[Provided records]
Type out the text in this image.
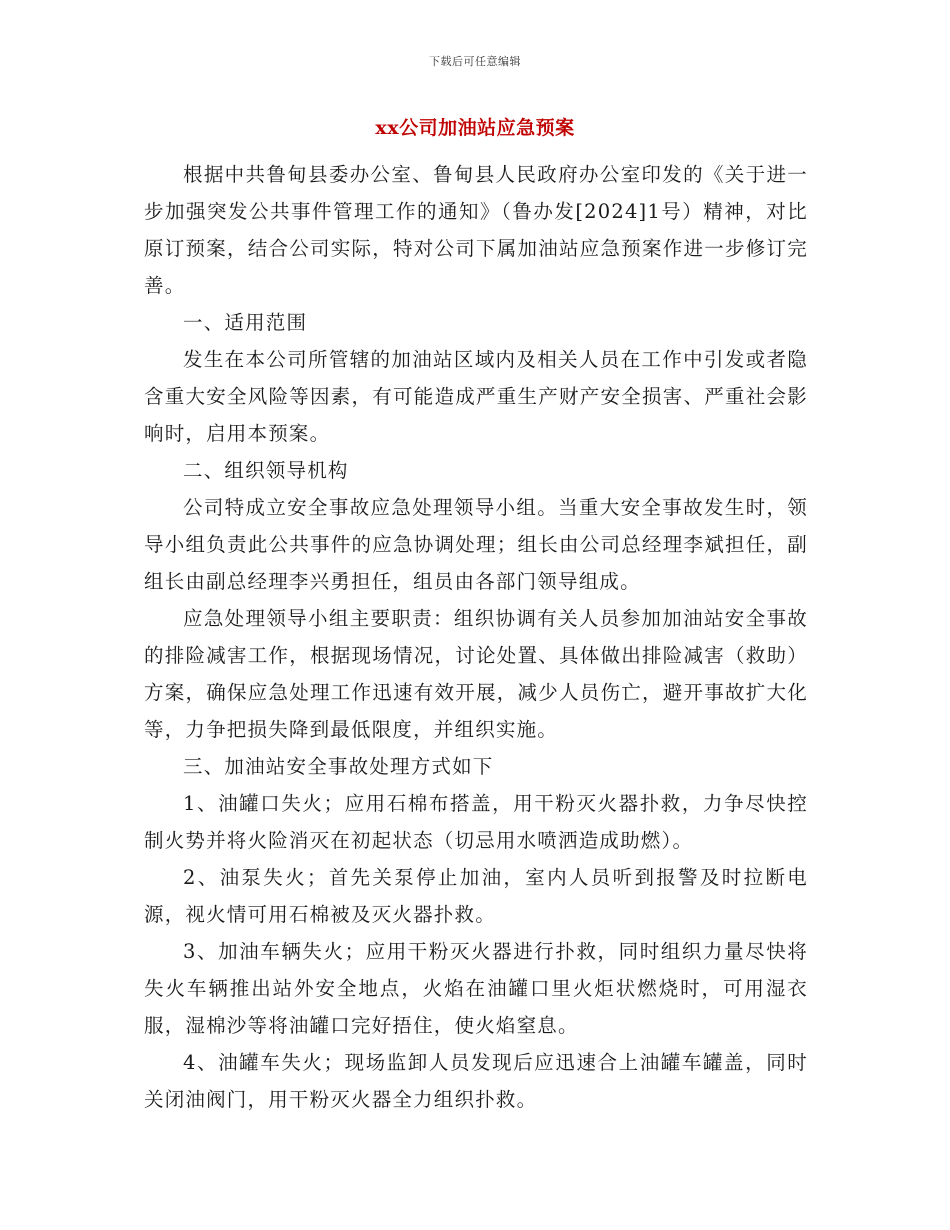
下载后可任意编辑
xx公司加油站应急预案

根据中共鲁甸县委办公室、鲁甸县人民政府办公室印发的《关于进一步加强突发公共事件管理工作的通知》（鲁办发[2024]1号）精神，对比原订预案，结合公司实际，特对公司下属加油站应急预案作进一步修订完善。

一、适用范围

发生在本公司所管辖的加油站区域内及相关人员在工作中引发或者隐含重大安全风险等因素，有可能造成严重生产财产安全损害、严重社会影响时，启用本预案。

二、组织领导机构

公司特成立安全事故应急处理领导小组。当重大安全事故发生时，领导小组负责此公共事件的应急协调处理；组长由公司总经理李斌担任，副组长由副总经理李兴勇担任，组员由各部门领导组成。

应急处理领导小组主要职责：组织协调有关人员参加加油站安全事故的排险减害工作，根据现场情况，讨论处置、具体做出排险减害（救助）方案，确保应急处理工作迅速有效开展，减少人员伤亡，避开事故扩大化等，力争把损失降到最低限度，并组织实施。

三、加油站安全事故处理方式如下

1、油罐口失火；应用石棉布搭盖，用干粉灭火器扑救，力争尽快控制火势并将火险消灭在初起状态（切忌用水喷洒造成助燃）。

2、油泵失火；首先关泵停止加油，室内人员听到报警及时拉断电源，视火情可用石棉被及灭火器扑救。

3、加油车辆失火；应用干粉灭火器进行扑救，同时组织力量尽快将失火车辆推出站外安全地点，火焰在油罐口里火炬状燃烧时，可用湿衣服，湿棉沙等将油罐口完好捂住，使火焰窒息。

4、油罐车失火；现场监卸人员发现后应迅速合上油罐车罐盖，同时关闭油阀门，用干粉灭火器全力组织扑救。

[Set problem]
Send back the data above word for word, with the pictures left out.

[Response to this task]
Type out the text in this image.
下载后可任意编辑
xx公司加油站应急预案

根据中共鲁甸县委办公室、鲁甸县人民政府办公室印发的《关于进一步加强突发公共事件管理工作的通知》（鲁办发[2024]1号）精神，对比原订预案，结合公司实际，特对公司下属加油站应急预案作进一步修订完善。

一、适用范围

发生在本公司所管辖的加油站区域内及相关人员在工作中引发或者隐含重大安全风险等因素，有可能造成严重生产财产安全损害、严重社会影响时，启用本预案。

二、组织领导机构

公司特成立安全事故应急处理领导小组。当重大安全事故发生时，领导小组负责此公共事件的应急协调处理；组长由公司总经理李斌担任，副组长由副总经理李兴勇担任，组员由各部门领导组成。

应急处理领导小组主要职责：组织协调有关人员参加加油站安全事故的排险减害工作，根据现场情况，讨论处置、具体做出排险减害（救助）方案，确保应急处理工作迅速有效开展，减少人员伤亡，避开事故扩大化等，力争把损失降到最低限度，并组织实施。

三、加油站安全事故处理方式如下

1、油罐口失火；应用石棉布搭盖，用干粉灭火器扑救，力争尽快控制火势并将火险消灭在初起状态（切忌用水喷洒造成助燃）。

2、油泵失火；首先关泵停止加油，室内人员听到报警及时拉断电源，视火情可用石棉被及灭火器扑救。

3、加油车辆失火；应用干粉灭火器进行扑救，同时组织力量尽快将失火车辆推出站外安全地点，火焰在油罐口里火炬状燃烧时，可用湿衣服，湿棉沙等将油罐口完好捂住，使火焰窒息。

4、油罐车失火；现场监卸人员发现后应迅速合上油罐车罐盖，同时关闭油阀门，用干粉灭火器全力组织扑救。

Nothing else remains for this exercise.